DATA SHOWN:
"""
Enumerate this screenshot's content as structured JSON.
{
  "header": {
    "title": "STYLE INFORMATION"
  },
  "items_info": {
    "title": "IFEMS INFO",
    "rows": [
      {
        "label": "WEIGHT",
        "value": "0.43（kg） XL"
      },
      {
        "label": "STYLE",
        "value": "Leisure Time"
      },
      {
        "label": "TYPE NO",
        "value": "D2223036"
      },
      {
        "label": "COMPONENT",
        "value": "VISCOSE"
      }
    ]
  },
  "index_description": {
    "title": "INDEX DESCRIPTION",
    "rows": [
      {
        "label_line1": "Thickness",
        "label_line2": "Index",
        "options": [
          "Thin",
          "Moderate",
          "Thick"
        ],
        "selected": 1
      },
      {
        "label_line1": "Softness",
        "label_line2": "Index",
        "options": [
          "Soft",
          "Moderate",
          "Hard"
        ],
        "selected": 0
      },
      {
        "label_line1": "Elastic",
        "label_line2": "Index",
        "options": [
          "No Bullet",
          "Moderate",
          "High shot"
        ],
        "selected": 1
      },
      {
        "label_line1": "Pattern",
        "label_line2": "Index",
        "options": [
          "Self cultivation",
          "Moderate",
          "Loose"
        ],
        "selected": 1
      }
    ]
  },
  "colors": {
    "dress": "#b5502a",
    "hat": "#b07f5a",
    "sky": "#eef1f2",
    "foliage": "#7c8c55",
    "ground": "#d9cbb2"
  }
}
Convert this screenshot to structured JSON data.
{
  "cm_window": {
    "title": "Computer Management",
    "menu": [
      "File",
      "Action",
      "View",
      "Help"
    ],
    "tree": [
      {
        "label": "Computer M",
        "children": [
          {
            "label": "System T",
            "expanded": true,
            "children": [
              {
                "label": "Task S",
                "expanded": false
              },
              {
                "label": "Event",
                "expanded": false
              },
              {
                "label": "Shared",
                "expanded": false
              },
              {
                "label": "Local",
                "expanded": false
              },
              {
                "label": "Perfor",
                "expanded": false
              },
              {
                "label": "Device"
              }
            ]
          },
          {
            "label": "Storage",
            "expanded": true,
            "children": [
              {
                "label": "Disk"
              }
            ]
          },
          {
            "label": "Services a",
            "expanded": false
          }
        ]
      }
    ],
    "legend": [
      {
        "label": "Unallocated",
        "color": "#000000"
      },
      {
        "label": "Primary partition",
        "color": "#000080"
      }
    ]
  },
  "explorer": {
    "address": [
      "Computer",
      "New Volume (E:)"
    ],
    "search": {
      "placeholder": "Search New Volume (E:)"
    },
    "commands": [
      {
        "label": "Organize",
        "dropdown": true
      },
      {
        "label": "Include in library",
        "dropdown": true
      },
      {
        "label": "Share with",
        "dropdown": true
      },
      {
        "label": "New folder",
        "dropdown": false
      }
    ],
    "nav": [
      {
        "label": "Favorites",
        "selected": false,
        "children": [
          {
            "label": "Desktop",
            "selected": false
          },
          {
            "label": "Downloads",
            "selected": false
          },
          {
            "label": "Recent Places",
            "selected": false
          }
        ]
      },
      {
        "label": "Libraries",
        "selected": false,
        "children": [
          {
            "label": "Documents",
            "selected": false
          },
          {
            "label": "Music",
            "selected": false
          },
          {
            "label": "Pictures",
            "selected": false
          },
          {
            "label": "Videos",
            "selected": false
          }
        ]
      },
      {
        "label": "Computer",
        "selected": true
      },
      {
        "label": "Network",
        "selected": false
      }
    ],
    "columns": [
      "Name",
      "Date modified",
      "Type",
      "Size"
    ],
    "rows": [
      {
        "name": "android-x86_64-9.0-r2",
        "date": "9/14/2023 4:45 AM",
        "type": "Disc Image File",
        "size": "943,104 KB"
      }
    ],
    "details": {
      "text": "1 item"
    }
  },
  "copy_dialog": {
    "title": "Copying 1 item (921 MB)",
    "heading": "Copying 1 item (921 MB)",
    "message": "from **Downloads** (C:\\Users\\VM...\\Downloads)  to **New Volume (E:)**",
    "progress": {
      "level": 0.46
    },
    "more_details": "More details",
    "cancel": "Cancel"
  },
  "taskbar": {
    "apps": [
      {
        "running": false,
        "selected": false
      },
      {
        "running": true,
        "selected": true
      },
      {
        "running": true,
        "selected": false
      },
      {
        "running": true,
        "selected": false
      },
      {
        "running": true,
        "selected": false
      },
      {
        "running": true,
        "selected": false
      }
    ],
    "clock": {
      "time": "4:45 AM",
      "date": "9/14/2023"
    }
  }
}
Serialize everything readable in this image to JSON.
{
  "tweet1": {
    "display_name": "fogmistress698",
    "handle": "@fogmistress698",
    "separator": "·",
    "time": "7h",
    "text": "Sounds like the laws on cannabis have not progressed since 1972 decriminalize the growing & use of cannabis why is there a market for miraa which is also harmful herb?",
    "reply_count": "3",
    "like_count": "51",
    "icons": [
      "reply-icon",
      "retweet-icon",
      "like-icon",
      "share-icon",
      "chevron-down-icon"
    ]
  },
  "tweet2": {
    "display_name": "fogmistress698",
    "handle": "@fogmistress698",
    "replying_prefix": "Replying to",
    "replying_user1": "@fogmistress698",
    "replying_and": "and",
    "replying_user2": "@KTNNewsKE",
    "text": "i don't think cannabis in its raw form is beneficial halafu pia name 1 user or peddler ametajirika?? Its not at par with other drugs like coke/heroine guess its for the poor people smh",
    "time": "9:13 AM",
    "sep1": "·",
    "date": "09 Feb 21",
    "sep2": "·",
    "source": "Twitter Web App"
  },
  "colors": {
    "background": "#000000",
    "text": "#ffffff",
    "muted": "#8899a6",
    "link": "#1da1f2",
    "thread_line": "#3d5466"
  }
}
"""
DIRECTIVE: Pull out every line in the material above where "Computer" occurs.

WRITTEN REPLY:
    "title": "Computer Management",
        "label": "Computer M",
      "Computer",
        "label": "Computer",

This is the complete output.